Check each line of the material. Copy those containing "contacts".

» INPUT ROWS
▬▬▬▬▬▬

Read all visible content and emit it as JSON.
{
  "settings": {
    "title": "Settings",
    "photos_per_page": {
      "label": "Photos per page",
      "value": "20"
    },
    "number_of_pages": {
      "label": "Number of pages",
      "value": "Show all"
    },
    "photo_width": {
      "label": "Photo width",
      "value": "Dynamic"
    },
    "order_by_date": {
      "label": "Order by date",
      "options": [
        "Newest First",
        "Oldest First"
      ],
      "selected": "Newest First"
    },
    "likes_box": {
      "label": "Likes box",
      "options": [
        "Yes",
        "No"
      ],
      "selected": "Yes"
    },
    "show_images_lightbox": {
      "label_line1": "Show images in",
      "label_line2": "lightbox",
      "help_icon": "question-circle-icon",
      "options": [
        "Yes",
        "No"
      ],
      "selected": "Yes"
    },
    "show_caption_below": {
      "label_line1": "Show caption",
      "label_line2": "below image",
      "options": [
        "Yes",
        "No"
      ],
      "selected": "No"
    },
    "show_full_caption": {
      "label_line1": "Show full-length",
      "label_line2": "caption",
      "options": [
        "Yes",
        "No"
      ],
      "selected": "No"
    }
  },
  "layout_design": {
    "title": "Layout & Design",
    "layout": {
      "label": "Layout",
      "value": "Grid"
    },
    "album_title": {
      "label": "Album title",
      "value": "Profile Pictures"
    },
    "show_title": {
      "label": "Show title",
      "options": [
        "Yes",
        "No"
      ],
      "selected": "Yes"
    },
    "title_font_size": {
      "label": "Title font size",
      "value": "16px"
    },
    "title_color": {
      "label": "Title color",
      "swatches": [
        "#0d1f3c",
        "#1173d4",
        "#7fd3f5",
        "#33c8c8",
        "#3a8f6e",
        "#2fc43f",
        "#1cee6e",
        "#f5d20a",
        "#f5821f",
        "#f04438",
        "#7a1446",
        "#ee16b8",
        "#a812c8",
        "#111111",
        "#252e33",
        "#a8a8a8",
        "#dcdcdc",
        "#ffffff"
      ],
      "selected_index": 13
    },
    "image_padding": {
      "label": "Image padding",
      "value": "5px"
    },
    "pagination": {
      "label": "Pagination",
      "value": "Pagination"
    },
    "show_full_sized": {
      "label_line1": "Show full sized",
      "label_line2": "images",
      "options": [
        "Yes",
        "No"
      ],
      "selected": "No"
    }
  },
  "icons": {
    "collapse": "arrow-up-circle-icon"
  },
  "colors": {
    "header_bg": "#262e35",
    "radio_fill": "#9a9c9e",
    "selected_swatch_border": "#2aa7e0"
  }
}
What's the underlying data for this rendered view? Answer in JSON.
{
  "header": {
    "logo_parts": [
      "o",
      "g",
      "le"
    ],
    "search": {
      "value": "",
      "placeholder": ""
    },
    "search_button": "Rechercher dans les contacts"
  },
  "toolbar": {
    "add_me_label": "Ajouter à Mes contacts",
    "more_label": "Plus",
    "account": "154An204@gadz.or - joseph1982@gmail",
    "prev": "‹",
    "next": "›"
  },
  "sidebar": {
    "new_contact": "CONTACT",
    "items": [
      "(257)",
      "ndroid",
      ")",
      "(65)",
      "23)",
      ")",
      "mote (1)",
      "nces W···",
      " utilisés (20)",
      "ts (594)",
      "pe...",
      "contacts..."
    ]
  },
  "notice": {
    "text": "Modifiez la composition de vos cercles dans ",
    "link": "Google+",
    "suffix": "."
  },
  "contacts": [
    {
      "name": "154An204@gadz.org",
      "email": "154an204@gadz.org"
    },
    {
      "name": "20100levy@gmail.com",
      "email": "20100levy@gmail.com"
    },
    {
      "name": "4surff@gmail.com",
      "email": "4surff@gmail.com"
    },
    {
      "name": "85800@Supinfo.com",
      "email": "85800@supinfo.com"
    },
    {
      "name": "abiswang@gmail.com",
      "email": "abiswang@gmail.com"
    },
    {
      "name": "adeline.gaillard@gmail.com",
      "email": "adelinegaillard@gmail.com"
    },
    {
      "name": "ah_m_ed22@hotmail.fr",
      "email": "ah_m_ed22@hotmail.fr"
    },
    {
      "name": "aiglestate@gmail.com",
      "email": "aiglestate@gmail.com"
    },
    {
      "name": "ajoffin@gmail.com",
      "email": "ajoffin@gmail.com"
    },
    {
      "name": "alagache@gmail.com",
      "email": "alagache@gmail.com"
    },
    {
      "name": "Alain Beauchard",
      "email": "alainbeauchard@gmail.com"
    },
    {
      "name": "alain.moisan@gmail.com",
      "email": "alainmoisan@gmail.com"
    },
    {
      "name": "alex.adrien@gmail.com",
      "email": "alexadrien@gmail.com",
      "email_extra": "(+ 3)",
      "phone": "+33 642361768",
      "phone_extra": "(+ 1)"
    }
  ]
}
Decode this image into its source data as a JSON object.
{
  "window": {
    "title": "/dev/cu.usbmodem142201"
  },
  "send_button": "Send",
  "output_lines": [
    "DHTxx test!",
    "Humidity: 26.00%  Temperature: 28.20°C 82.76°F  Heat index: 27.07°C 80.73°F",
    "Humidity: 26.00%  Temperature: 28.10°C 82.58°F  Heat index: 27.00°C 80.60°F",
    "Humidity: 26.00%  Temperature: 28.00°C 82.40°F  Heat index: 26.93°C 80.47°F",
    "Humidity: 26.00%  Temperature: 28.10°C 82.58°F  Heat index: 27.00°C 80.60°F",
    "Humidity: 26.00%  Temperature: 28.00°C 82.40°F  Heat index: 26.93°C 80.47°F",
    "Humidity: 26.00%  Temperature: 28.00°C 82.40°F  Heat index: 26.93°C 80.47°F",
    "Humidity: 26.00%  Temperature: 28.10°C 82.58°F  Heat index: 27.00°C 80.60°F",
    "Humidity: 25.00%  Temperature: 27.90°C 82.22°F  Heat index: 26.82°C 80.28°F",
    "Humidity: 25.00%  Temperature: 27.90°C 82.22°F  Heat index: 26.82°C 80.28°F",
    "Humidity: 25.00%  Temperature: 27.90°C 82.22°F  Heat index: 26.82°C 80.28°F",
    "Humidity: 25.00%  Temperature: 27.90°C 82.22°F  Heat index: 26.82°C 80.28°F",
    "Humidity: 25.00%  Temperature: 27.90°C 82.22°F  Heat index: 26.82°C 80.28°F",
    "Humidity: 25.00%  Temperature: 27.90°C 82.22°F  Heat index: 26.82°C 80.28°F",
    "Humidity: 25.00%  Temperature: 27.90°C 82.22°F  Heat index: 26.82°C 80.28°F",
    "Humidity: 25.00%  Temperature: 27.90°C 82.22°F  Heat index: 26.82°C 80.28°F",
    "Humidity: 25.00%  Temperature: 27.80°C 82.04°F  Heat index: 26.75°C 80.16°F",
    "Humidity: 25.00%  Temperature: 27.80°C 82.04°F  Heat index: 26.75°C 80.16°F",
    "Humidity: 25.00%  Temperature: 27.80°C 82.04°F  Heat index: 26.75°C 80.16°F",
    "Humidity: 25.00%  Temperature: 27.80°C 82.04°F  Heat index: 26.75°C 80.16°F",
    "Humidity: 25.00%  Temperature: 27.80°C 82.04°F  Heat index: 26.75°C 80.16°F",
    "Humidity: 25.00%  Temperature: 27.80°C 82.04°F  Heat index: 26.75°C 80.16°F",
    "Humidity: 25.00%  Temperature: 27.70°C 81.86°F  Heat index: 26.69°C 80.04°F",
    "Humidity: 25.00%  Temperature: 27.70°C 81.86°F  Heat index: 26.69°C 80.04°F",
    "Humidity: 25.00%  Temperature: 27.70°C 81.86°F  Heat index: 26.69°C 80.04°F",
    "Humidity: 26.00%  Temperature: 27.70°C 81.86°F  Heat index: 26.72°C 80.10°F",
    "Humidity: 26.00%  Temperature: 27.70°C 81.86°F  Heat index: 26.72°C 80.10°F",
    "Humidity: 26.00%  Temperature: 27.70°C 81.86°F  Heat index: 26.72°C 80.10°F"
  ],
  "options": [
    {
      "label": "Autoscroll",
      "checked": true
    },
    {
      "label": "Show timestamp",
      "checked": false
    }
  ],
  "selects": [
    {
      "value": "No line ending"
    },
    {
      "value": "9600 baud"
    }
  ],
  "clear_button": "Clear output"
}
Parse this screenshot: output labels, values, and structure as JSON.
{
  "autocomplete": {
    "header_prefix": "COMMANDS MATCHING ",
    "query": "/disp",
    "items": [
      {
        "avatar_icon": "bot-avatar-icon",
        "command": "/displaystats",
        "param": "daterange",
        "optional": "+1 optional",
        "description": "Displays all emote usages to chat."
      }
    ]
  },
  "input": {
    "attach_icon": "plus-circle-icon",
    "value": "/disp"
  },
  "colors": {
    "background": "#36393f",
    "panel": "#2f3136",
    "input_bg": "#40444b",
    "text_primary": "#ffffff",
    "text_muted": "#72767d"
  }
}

▬▬▬▬▬▬

» REPLY
    "search_button": "Rechercher dans les contacts"
    "add_me_label": "Ajouter à Mes contacts",
      "contacts..."
  "contacts": [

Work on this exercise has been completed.